### Data to process ###

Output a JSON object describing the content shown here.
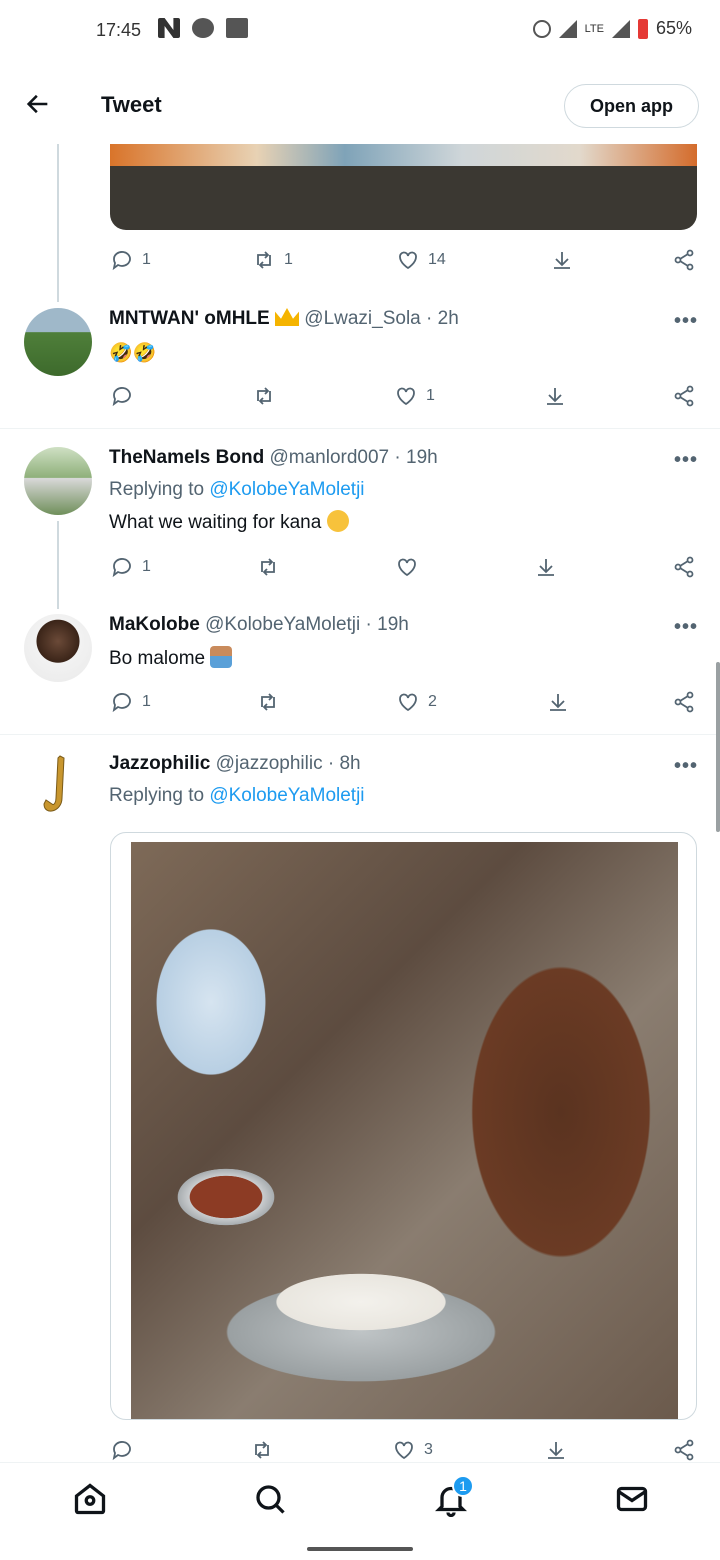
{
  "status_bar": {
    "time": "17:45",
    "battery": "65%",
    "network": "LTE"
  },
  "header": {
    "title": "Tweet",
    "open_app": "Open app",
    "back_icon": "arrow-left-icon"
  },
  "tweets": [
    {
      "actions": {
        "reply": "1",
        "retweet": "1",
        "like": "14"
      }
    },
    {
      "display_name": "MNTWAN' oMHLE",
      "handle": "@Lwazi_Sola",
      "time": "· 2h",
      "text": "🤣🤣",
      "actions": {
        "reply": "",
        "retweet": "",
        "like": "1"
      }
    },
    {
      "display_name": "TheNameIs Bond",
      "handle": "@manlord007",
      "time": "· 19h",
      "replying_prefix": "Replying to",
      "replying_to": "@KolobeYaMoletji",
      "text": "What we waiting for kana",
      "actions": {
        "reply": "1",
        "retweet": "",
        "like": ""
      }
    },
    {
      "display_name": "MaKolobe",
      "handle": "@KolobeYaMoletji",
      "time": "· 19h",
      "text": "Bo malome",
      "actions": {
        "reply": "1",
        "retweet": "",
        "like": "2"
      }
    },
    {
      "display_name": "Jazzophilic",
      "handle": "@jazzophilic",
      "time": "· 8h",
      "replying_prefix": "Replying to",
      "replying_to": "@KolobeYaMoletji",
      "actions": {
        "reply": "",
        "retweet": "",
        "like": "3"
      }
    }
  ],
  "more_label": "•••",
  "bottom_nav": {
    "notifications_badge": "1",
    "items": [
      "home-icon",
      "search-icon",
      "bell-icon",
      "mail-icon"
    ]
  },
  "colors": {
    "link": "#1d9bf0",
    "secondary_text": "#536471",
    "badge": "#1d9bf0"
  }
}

###

- [Short problem]: Copy each line of the records containing the string "time".

- [Written solution]:
    "time": "17:45",
      "time": "· 2h",
      "time": "· 19h",
      "time": "· 19h",
      "time": "· 8h",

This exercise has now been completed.